- **DATA PROVIDED**
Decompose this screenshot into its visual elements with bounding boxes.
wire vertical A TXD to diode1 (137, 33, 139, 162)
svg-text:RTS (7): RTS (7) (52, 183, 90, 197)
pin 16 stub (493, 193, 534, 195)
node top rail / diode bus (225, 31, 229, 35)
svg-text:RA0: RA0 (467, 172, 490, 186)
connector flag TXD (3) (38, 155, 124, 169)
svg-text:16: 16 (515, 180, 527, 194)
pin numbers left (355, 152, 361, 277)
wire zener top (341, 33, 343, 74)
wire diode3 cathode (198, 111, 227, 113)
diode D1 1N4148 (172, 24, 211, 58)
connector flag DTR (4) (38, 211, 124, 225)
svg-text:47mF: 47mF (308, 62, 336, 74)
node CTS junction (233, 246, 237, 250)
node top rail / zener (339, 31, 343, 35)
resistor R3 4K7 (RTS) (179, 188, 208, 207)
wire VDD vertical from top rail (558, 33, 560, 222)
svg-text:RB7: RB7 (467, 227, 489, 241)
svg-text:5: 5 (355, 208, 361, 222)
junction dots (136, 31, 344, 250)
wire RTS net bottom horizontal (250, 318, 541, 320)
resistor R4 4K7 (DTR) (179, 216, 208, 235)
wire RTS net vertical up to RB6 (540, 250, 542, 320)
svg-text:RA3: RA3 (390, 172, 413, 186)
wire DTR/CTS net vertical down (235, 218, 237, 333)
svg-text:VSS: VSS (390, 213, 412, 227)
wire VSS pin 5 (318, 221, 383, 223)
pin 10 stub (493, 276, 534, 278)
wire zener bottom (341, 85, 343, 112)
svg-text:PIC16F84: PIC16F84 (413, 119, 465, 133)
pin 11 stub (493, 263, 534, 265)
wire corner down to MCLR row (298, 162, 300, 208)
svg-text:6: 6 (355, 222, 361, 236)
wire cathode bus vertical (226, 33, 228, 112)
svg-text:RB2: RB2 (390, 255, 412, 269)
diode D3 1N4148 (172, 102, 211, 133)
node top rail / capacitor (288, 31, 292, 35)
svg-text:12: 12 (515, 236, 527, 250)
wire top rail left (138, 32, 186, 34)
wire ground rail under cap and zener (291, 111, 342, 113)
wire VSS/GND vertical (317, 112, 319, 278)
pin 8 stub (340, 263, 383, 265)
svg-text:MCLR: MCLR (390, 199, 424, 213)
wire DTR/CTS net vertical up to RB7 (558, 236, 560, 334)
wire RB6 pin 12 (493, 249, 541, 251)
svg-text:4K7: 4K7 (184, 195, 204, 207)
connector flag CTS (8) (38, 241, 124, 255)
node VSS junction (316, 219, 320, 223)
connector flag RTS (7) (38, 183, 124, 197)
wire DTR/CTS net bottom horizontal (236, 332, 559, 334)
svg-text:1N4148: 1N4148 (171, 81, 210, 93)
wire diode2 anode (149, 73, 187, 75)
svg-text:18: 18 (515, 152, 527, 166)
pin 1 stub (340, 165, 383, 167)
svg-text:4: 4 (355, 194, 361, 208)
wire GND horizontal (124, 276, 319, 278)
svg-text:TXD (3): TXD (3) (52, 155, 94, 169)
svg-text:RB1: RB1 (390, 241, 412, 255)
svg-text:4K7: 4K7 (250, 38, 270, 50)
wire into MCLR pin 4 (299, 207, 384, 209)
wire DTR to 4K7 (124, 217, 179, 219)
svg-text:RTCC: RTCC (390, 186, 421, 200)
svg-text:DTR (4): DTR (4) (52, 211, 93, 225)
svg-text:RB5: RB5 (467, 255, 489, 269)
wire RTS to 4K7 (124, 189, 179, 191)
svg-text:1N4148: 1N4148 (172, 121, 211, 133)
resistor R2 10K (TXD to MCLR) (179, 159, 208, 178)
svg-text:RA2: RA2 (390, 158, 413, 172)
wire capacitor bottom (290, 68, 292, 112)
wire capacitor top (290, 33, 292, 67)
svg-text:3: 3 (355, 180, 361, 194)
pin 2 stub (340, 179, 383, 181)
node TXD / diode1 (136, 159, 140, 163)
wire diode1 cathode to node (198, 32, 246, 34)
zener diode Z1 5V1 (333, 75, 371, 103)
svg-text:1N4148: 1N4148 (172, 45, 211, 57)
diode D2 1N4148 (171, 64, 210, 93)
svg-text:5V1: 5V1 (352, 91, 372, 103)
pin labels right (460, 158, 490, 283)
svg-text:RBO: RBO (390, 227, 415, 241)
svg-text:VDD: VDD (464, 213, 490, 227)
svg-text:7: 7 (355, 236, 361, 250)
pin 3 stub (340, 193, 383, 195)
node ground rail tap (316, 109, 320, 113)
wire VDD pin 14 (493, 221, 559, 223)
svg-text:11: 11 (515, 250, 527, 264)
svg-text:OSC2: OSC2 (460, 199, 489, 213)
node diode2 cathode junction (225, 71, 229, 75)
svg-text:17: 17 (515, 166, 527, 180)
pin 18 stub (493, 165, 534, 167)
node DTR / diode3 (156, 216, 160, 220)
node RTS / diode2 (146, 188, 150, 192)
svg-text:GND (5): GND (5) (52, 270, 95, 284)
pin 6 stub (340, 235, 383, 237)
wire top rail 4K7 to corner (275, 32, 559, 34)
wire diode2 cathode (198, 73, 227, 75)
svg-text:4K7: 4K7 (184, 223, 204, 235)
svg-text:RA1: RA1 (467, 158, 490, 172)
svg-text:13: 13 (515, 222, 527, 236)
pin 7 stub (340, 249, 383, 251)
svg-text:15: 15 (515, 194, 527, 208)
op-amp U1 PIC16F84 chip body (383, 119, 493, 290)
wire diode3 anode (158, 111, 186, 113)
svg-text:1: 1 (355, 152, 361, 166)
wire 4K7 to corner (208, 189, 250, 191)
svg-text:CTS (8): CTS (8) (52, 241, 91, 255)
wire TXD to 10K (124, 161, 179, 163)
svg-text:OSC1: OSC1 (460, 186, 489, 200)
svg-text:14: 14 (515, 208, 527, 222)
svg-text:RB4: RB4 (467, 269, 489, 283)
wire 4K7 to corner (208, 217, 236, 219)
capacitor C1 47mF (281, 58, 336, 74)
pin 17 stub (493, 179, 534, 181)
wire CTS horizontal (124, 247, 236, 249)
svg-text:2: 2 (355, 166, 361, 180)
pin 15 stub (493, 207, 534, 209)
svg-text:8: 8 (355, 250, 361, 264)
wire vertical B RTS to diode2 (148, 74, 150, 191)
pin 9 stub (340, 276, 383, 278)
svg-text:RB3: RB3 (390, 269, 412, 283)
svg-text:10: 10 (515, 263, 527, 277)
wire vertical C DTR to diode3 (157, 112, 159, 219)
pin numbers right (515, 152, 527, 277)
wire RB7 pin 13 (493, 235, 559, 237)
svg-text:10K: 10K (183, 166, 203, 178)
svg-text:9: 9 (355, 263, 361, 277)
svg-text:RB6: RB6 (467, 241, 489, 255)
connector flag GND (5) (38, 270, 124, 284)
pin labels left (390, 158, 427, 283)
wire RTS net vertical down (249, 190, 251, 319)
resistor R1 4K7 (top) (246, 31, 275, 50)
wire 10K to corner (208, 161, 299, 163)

- **BRIEF**
Reproduce all of the rows above, changing every occurrence of "stub" to "lead" and leaving everything else unaltered.

- **RESPONSE TO THE TASK**
Decompose this screenshot into its visual elements with bounding boxes.
wire vertical A TXD to diode1 (137, 33, 139, 162)
svg-text:RTS (7): RTS (7) (52, 183, 90, 197)
pin 16 lead (493, 193, 534, 195)
node top rail / diode bus (225, 31, 229, 35)
svg-text:RA0: RA0 (467, 172, 490, 186)
connector flag TXD (3) (38, 155, 124, 169)
svg-text:16: 16 (515, 180, 527, 194)
pin numbers left (355, 152, 361, 277)
wire zener top (341, 33, 343, 74)
wire diode3 cathode (198, 111, 227, 113)
diode D1 1N4148 (172, 24, 211, 58)
connector flag DTR (4) (38, 211, 124, 225)
svg-text:47mF: 47mF (308, 62, 336, 74)
node CTS junction (233, 246, 237, 250)
node top rail / zener (339, 31, 343, 35)
resistor R3 4K7 (RTS) (179, 188, 208, 207)
wire VDD vertical from top rail (558, 33, 560, 222)
svg-text:RB7: RB7 (467, 227, 489, 241)
svg-text:5: 5 (355, 208, 361, 222)
junction dots (136, 31, 344, 250)
wire RTS net bottom horizontal (250, 318, 541, 320)
resistor R4 4K7 (DTR) (179, 216, 208, 235)
wire RTS net vertical up to RB6 (540, 250, 542, 320)
svg-text:RA3: RA3 (390, 172, 413, 186)
wire DTR/CTS net vertical down (235, 218, 237, 333)
svg-text:VSS: VSS (390, 213, 412, 227)
wire VSS pin 5 (318, 221, 383, 223)
pin 10 lead (493, 276, 534, 278)
wire zener bottom (341, 85, 343, 112)
svg-text:PIC16F84: PIC16F84 (413, 119, 465, 133)
pin 11 lead (493, 263, 534, 265)
wire corner down to MCLR row (298, 162, 300, 208)
svg-text:6: 6 (355, 222, 361, 236)
wire cathode bus vertical (226, 33, 228, 112)
svg-text:RB2: RB2 (390, 255, 412, 269)
diode D3 1N4148 (172, 102, 211, 133)
node top rail / capacitor (288, 31, 292, 35)
svg-text:12: 12 (515, 236, 527, 250)
wire top rail left (138, 32, 186, 34)
wire ground rail under cap and zener (291, 111, 342, 113)
wire VSS/GND vertical (317, 112, 319, 278)
pin 8 lead (340, 263, 383, 265)
svg-text:MCLR: MCLR (390, 199, 424, 213)
wire DTR/CTS net vertical up to RB7 (558, 236, 560, 334)
wire RB6 pin 12 (493, 249, 541, 251)
svg-text:4K7: 4K7 (184, 195, 204, 207)
connector flag CTS (8) (38, 241, 124, 255)
node VSS junction (316, 219, 320, 223)
connector flag RTS (7) (38, 183, 124, 197)
wire DTR/CTS net bottom horizontal (236, 332, 559, 334)
svg-text:1N4148: 1N4148 (171, 81, 210, 93)
wire diode2 anode (149, 73, 187, 75)
svg-text:18: 18 (515, 152, 527, 166)
pin 1 lead (340, 165, 383, 167)
svg-text:4: 4 (355, 194, 361, 208)
wire GND horizontal (124, 276, 319, 278)
svg-text:TXD (3): TXD (3) (52, 155, 94, 169)
svg-text:RB1: RB1 (390, 241, 412, 255)
svg-text:4K7: 4K7 (250, 38, 270, 50)
wire into MCLR pin 4 (299, 207, 384, 209)
wire DTR to 4K7 (124, 217, 179, 219)
svg-text:RTCC: RTCC (390, 186, 421, 200)
svg-text:DTR (4): DTR (4) (52, 211, 93, 225)
svg-text:RB5: RB5 (467, 255, 489, 269)
wire RTS to 4K7 (124, 189, 179, 191)
svg-text:1N4148: 1N4148 (172, 121, 211, 133)
resistor R2 10K (TXD to MCLR) (179, 159, 208, 178)
svg-text:RA2: RA2 (390, 158, 413, 172)
wire capacitor bottom (290, 68, 292, 112)
wire capacitor top (290, 33, 292, 67)
svg-text:3: 3 (355, 180, 361, 194)
pin 2 lead (340, 179, 383, 181)
node TXD / diode1 (136, 159, 140, 163)
wire diode1 cathode to node (198, 32, 246, 34)
zener diode Z1 5V1 (333, 75, 371, 103)
svg-text:1N4148: 1N4148 (172, 45, 211, 57)
diode D2 1N4148 (171, 64, 210, 93)
svg-text:5V1: 5V1 (352, 91, 372, 103)
pin labels right (460, 158, 490, 283)
svg-text:RBO: RBO (390, 227, 415, 241)
svg-text:VDD: VDD (464, 213, 490, 227)
svg-text:7: 7 (355, 236, 361, 250)
pin 3 lead (340, 193, 383, 195)
node ground rail tap (316, 109, 320, 113)
wire VDD pin 14 (493, 221, 559, 223)
svg-text:11: 11 (515, 250, 527, 264)
svg-text:OSC2: OSC2 (460, 199, 489, 213)
node diode2 cathode junction (225, 71, 229, 75)
svg-text:17: 17 (515, 166, 527, 180)
pin 18 lead (493, 165, 534, 167)
node DTR / diode3 (156, 216, 160, 220)
node RTS / diode2 (146, 188, 150, 192)
svg-text:GND (5): GND (5) (52, 270, 95, 284)
pin 6 lead (340, 235, 383, 237)
wire top rail 4K7 to corner (275, 32, 559, 34)
wire diode2 cathode (198, 73, 227, 75)
svg-text:4K7: 4K7 (184, 223, 204, 235)
svg-text:RA1: RA1 (467, 158, 490, 172)
svg-text:13: 13 (515, 222, 527, 236)
pin 7 lead (340, 249, 383, 251)
svg-text:15: 15 (515, 194, 527, 208)
op-amp U1 PIC16F84 chip body (383, 119, 493, 290)
wire diode3 anode (158, 111, 186, 113)
svg-text:1: 1 (355, 152, 361, 166)
wire 4K7 to corner (208, 189, 250, 191)
svg-text:CTS (8): CTS (8) (52, 241, 91, 255)
wire TXD to 10K (124, 161, 179, 163)
svg-text:OSC1: OSC1 (460, 186, 489, 200)
svg-text:14: 14 (515, 208, 527, 222)
svg-text:RB4: RB4 (467, 269, 489, 283)
wire 4K7 to corner (208, 217, 236, 219)
capacitor C1 47mF (281, 58, 336, 74)
pin 17 lead (493, 179, 534, 181)
wire CTS horizontal (124, 247, 236, 249)
svg-text:2: 2 (355, 166, 361, 180)
pin 15 lead (493, 207, 534, 209)
svg-text:8: 8 (355, 250, 361, 264)
wire vertical B RTS to diode2 (148, 74, 150, 191)
pin 9 lead (340, 276, 383, 278)
svg-text:RB3: RB3 (390, 269, 412, 283)
svg-text:10: 10 (515, 263, 527, 277)
wire vertical C DTR to diode3 (157, 112, 159, 219)
pin numbers right (515, 152, 527, 277)
wire RB7 pin 13 (493, 235, 559, 237)
svg-text:10K: 10K (183, 166, 203, 178)
svg-text:9: 9 (355, 263, 361, 277)
svg-text:RB6: RB6 (467, 241, 489, 255)
connector flag GND (5) (38, 270, 124, 284)
pin labels left (390, 158, 427, 283)
wire RTS net vertical down (249, 190, 251, 319)
resistor R1 4K7 (top) (246, 31, 275, 50)
wire 10K to corner (208, 161, 299, 163)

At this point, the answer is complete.